Exercise:
Select the lines of the records containing the word "marker" and list them.
>> begin Exercise input
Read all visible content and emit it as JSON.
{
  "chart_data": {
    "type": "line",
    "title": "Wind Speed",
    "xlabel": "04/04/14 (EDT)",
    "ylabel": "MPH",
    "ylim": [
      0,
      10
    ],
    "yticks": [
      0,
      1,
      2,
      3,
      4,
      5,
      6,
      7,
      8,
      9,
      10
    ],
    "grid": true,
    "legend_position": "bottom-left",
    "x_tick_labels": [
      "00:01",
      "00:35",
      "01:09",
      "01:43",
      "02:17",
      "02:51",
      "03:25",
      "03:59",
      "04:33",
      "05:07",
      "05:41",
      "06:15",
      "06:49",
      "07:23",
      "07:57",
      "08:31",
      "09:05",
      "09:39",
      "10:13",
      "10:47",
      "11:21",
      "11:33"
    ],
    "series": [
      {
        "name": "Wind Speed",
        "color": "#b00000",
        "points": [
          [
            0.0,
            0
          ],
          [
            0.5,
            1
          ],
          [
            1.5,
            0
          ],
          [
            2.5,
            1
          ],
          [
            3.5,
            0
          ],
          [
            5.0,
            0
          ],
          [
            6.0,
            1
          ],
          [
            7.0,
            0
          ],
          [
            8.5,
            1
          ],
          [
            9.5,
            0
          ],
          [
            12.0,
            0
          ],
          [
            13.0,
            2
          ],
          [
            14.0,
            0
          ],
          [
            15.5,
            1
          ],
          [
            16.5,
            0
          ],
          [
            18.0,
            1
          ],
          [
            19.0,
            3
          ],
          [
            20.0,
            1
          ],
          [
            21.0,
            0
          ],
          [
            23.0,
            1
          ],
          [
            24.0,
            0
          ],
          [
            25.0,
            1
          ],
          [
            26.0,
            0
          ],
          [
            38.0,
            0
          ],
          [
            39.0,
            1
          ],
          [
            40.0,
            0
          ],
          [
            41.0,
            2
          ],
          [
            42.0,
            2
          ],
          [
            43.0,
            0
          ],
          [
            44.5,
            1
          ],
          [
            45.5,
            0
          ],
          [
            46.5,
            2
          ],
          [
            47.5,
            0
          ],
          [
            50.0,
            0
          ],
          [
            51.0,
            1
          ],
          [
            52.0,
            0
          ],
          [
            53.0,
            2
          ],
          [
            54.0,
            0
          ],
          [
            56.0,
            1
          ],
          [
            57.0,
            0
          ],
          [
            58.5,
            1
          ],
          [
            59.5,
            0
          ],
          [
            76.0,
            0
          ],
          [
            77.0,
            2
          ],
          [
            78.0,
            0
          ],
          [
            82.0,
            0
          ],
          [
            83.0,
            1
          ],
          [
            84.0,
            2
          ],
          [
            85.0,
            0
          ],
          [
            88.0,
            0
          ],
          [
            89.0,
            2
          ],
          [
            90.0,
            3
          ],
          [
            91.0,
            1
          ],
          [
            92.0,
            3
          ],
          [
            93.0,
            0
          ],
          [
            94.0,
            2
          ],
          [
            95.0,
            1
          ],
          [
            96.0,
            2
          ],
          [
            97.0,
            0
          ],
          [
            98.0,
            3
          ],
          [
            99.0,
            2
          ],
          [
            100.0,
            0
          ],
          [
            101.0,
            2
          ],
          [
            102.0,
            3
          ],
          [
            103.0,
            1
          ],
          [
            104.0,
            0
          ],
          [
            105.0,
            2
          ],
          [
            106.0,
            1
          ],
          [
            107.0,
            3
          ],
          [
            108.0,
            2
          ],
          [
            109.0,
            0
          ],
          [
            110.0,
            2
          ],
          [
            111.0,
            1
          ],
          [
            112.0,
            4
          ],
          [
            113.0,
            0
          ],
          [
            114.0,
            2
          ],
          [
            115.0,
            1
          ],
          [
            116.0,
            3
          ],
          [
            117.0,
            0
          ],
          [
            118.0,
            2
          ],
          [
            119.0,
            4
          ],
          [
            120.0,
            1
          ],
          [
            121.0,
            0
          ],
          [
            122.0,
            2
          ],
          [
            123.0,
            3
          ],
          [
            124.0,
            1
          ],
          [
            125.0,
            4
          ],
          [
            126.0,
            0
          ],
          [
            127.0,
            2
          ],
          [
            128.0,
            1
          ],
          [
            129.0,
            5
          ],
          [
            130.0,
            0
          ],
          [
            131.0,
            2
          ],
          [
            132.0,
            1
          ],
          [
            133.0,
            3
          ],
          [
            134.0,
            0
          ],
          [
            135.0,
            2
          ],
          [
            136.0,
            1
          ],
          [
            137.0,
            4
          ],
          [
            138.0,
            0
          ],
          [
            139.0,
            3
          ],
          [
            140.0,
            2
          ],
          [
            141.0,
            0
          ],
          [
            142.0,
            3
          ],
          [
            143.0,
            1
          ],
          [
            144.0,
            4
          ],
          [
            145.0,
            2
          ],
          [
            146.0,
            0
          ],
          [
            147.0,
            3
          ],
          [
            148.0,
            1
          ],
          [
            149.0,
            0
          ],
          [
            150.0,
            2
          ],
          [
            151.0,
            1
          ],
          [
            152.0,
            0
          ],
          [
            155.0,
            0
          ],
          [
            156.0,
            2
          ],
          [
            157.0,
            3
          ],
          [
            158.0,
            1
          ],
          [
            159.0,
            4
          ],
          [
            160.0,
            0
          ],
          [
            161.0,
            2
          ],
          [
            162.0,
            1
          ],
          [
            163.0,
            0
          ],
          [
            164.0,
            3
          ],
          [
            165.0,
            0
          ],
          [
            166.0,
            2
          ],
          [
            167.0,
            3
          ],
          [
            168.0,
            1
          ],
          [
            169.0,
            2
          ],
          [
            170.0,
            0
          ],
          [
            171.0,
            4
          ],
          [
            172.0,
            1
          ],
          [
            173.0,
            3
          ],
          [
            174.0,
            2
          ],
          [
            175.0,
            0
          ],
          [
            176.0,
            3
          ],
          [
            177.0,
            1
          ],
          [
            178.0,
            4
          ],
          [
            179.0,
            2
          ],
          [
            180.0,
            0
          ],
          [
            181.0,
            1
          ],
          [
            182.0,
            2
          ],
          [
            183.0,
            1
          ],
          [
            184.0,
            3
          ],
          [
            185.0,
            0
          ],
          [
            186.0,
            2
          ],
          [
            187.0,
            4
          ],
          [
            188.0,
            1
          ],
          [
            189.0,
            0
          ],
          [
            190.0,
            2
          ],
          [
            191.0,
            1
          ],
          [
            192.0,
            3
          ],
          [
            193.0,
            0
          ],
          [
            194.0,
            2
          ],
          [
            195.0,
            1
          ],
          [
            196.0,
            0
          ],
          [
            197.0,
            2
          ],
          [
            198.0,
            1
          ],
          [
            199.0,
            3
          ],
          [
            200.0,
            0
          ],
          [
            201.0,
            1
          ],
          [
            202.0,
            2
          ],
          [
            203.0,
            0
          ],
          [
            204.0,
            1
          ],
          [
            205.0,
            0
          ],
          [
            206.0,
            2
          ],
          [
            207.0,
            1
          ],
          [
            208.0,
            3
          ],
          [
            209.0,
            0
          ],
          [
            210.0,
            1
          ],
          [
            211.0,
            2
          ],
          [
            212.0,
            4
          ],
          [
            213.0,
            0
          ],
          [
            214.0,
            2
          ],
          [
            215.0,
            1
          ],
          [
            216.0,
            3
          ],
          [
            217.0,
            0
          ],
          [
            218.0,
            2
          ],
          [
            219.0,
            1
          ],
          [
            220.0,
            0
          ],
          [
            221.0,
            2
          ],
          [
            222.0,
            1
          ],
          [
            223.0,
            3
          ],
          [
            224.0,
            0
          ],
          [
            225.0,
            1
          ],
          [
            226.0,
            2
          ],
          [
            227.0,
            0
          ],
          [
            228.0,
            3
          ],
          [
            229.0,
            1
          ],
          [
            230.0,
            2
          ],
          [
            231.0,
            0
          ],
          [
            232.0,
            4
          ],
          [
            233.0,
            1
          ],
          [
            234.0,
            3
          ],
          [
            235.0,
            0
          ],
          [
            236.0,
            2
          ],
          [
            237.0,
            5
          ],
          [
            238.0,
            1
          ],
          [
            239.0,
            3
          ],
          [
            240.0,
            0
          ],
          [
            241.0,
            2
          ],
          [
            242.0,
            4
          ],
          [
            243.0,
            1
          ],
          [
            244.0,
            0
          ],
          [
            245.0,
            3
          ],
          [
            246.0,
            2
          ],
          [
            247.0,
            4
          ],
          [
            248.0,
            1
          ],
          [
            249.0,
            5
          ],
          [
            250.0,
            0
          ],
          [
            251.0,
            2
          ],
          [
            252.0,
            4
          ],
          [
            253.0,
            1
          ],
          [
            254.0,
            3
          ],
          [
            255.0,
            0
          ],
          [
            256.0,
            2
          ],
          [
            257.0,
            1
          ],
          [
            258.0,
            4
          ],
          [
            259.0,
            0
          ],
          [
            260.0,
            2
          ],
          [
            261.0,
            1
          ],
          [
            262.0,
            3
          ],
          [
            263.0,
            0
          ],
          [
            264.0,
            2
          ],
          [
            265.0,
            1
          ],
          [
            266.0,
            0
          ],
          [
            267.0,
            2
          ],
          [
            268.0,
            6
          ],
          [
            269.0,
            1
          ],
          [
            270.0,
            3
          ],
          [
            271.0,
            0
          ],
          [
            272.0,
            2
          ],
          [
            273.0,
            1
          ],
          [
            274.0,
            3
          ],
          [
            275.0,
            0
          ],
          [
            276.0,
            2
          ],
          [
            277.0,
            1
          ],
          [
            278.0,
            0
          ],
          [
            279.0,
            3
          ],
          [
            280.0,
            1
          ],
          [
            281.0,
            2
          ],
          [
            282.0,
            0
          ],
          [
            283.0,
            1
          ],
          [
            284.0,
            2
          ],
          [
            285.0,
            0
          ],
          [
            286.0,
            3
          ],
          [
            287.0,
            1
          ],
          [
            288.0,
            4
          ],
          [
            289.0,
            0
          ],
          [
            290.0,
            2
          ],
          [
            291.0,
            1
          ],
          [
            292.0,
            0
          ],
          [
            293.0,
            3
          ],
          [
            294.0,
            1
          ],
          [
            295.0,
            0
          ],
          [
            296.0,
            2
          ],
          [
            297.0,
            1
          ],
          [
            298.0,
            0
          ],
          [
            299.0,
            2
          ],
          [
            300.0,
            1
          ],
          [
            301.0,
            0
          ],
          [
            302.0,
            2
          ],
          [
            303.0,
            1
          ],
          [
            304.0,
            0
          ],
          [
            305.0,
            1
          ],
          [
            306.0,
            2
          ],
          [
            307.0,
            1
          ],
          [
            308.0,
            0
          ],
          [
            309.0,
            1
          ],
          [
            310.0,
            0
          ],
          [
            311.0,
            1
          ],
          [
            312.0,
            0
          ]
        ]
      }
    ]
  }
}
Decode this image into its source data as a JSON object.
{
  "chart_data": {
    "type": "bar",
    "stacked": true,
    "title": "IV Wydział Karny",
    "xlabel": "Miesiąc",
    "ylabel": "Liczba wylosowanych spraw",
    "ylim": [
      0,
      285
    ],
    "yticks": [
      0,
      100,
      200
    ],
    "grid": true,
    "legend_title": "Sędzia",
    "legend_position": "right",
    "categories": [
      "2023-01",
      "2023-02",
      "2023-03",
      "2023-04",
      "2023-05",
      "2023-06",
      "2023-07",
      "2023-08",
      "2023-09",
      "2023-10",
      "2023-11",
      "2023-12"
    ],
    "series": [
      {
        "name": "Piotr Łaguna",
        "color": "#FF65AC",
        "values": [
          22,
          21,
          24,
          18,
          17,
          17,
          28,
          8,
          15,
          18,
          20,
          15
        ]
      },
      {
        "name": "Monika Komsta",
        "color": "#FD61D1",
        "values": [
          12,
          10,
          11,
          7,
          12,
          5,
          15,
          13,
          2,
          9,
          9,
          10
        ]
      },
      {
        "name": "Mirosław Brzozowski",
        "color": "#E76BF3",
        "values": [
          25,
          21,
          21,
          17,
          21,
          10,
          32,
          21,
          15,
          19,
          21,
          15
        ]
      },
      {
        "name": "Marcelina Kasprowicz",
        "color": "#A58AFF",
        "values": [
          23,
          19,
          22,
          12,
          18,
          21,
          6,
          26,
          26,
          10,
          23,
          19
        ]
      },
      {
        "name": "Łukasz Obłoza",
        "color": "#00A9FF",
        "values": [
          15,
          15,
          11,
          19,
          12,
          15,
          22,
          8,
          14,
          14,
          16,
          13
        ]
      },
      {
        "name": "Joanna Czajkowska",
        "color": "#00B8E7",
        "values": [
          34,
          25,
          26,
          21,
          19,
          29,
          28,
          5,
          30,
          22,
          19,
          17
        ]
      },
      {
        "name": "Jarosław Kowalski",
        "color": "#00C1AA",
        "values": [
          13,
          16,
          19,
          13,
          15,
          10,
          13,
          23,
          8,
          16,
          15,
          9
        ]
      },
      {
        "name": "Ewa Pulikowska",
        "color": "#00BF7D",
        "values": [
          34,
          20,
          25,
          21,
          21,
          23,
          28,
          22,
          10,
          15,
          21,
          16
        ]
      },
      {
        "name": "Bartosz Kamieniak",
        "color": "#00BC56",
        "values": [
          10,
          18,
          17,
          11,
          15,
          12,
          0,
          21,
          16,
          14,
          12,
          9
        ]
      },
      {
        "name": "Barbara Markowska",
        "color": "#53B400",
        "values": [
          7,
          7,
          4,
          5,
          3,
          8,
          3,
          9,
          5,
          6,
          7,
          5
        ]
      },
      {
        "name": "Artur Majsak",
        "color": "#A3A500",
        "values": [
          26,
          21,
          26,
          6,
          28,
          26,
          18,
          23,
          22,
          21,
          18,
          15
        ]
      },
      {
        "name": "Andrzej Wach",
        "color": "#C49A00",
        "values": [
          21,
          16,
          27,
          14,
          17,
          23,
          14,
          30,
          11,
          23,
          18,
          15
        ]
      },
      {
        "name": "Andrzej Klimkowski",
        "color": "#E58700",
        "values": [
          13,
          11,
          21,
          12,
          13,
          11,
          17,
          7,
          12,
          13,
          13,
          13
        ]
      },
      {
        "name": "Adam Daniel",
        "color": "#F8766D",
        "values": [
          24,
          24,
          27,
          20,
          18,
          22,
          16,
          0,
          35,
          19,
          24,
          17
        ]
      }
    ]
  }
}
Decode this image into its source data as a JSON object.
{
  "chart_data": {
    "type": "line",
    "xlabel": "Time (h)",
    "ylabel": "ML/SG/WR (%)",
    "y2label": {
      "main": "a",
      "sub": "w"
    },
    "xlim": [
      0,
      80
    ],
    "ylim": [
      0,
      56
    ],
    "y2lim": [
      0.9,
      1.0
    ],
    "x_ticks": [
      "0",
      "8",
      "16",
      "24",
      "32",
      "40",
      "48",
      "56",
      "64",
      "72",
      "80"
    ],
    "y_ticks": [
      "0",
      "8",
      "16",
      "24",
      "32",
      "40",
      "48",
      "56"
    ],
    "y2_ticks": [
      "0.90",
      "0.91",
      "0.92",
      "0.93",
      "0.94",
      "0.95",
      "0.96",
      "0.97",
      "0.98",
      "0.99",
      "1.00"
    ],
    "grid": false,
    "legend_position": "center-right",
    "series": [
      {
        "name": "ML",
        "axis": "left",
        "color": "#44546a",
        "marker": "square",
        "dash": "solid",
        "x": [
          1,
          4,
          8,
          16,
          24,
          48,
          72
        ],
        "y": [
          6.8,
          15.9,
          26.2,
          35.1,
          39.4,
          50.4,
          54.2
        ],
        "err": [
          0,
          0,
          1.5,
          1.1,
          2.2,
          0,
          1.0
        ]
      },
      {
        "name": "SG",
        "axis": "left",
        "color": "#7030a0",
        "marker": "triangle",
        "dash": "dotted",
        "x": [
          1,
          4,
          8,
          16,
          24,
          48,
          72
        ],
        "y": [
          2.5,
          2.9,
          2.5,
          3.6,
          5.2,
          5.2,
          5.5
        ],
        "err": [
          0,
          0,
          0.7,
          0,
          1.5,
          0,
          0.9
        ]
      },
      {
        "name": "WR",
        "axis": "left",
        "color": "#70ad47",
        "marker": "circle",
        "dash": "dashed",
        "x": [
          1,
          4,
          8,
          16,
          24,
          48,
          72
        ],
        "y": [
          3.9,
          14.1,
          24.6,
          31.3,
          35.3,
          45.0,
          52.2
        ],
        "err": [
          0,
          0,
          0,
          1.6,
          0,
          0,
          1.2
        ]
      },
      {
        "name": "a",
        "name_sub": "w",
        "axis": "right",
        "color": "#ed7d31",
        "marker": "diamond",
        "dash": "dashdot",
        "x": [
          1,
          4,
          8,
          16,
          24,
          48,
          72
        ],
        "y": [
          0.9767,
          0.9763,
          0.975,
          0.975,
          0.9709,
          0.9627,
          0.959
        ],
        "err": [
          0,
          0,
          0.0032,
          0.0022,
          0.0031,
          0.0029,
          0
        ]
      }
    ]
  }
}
>> end Exercise input
Completed task:
        "marker": "square",
        "marker": "triangle",
        "marker": "circle",
        "marker": "diamond",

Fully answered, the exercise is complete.